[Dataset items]
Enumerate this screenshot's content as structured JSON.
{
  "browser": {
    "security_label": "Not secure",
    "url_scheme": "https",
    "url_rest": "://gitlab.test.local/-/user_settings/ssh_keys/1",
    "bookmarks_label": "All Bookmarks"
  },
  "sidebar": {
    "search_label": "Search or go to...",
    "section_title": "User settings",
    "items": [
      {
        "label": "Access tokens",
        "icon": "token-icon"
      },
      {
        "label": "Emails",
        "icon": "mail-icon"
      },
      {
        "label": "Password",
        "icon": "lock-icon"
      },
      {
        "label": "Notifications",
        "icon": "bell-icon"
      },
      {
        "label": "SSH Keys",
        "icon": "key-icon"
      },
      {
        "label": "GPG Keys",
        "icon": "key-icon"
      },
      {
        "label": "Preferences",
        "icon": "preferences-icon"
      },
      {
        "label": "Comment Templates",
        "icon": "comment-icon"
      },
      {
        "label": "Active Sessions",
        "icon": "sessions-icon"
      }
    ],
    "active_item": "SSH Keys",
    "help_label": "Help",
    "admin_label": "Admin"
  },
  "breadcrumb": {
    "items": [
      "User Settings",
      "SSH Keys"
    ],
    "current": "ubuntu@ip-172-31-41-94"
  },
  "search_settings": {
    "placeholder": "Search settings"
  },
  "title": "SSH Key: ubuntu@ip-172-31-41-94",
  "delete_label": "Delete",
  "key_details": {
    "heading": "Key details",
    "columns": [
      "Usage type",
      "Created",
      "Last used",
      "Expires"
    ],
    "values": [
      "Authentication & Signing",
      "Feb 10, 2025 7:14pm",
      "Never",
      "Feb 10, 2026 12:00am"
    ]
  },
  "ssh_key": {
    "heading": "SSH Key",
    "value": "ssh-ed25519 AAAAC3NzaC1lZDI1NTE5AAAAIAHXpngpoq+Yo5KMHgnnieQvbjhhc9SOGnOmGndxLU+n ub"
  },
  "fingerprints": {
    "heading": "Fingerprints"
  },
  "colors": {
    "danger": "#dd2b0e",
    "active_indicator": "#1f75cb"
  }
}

• [YOUR GOAL]: Copy every line in the entries above that has the string "icon" in it.

• [ANSWER FOR THE TASK]:
        "icon": "token-icon"
        "icon": "mail-icon"
        "icon": "lock-icon"
        "icon": "bell-icon"
        "icon": "key-icon"
        "icon": "key-icon"
        "icon": "preferences-icon"
        "icon": "comment-icon"
        "icon": "sessions-icon"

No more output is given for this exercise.